What you have to do.
Search the entries for the word "Launched" and pull out each line that has it.

Raw data.
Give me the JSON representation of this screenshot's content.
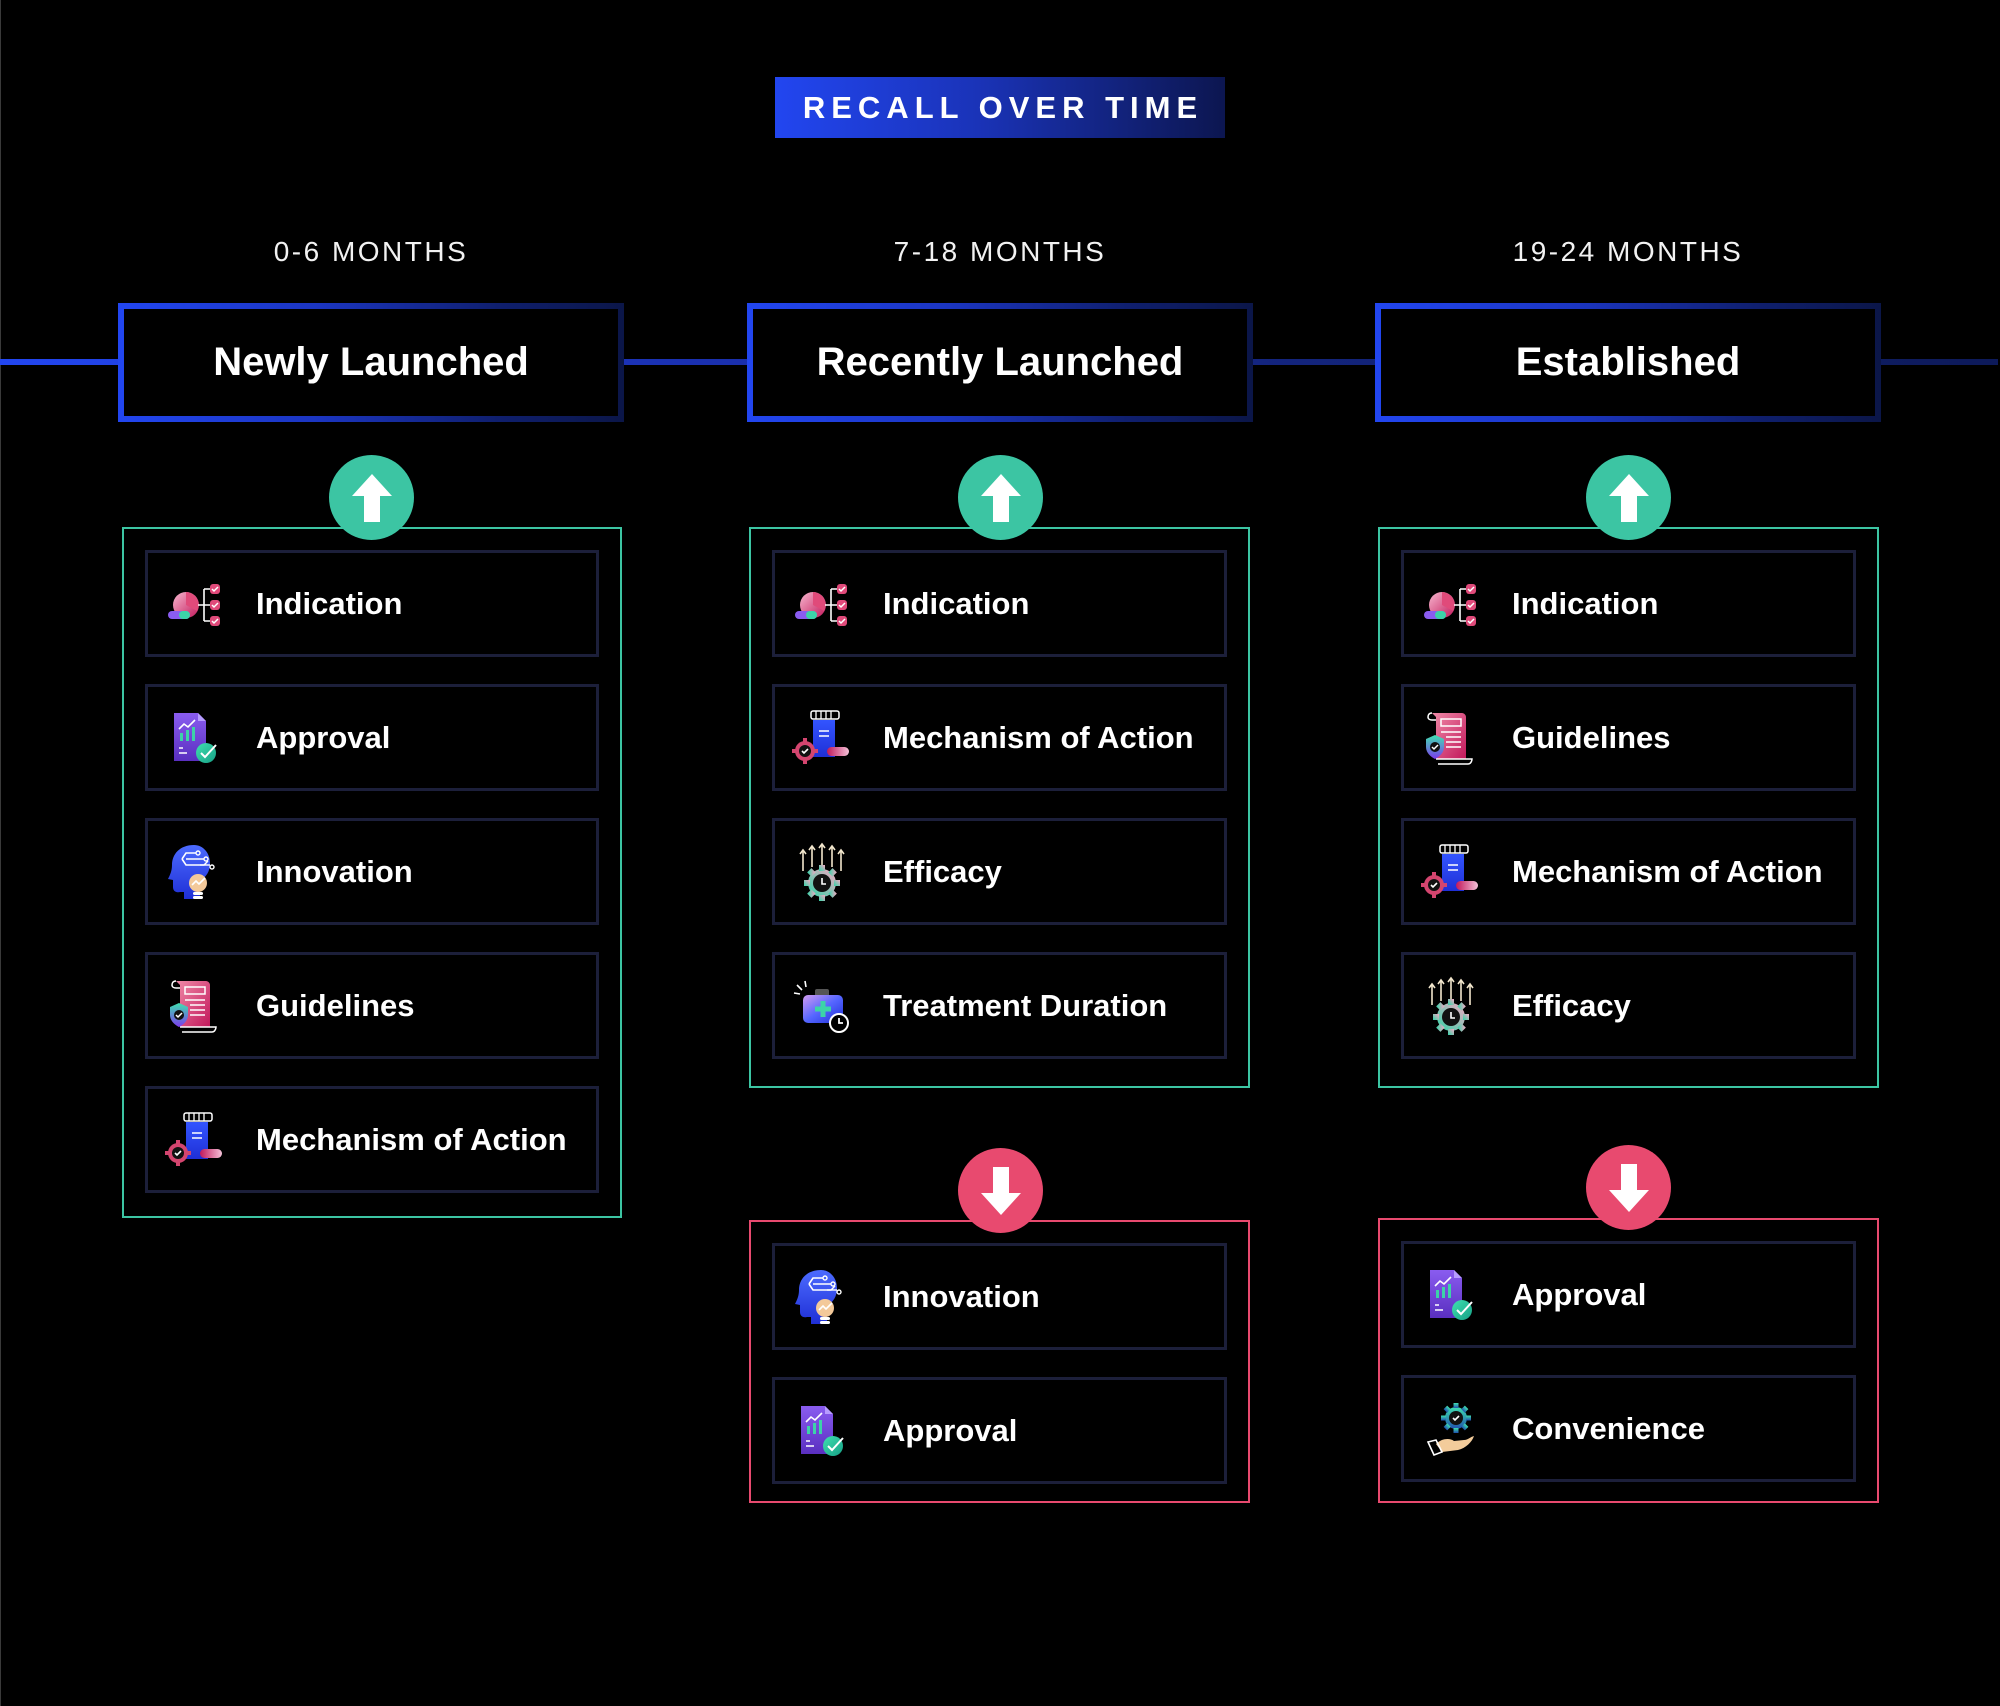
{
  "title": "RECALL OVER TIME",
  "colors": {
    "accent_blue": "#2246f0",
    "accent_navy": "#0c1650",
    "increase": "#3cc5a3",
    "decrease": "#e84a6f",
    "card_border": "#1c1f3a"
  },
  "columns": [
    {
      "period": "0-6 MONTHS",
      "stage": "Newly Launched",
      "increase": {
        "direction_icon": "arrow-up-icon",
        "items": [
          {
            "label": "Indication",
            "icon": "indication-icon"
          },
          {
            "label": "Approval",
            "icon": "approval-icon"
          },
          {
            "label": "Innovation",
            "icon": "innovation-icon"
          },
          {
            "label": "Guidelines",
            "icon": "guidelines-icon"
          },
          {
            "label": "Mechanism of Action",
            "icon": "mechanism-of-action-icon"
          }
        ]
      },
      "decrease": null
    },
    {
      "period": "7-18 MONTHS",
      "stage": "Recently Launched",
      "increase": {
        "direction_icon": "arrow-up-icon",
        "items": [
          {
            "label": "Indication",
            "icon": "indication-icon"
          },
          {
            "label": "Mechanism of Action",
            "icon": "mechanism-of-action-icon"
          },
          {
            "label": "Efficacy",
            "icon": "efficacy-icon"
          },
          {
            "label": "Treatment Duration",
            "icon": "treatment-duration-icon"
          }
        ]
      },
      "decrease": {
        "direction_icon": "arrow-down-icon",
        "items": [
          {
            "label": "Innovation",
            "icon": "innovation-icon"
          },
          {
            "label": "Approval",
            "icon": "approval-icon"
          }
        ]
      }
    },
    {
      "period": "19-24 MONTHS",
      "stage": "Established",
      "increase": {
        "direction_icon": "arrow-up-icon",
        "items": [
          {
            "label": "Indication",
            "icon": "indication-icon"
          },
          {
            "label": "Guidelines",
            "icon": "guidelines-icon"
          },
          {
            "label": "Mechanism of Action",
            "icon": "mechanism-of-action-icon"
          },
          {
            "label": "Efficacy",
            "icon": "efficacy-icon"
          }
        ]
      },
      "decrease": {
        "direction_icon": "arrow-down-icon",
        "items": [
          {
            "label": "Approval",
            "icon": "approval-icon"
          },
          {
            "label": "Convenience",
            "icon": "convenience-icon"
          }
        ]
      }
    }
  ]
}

==

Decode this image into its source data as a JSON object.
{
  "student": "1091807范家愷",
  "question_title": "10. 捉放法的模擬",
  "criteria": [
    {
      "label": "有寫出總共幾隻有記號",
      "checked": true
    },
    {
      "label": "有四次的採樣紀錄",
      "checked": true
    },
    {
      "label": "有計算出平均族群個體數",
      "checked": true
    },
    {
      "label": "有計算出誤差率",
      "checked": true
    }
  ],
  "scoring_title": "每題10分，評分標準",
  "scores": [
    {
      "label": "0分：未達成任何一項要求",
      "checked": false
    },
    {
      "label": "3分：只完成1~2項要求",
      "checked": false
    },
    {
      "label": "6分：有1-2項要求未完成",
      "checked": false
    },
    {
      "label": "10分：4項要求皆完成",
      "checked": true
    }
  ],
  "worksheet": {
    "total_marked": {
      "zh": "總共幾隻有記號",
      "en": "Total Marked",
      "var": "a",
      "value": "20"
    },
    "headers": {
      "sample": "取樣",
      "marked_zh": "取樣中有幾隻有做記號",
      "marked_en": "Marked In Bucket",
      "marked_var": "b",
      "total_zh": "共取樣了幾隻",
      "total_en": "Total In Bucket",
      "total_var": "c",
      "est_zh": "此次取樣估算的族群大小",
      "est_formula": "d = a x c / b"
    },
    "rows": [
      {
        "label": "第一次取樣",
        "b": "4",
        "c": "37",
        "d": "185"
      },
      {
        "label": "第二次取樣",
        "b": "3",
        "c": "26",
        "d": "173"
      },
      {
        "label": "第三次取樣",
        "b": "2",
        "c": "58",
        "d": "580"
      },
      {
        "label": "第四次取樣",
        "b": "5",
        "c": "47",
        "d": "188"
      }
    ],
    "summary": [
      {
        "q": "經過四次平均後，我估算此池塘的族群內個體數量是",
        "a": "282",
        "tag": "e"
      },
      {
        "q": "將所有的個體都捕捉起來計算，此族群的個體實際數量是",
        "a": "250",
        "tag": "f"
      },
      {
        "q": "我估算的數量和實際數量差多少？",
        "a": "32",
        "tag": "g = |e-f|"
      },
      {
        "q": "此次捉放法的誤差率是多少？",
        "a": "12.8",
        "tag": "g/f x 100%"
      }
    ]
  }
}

Written answer.
      "stage": "Newly Launched",
      "stage": "Recently Launched",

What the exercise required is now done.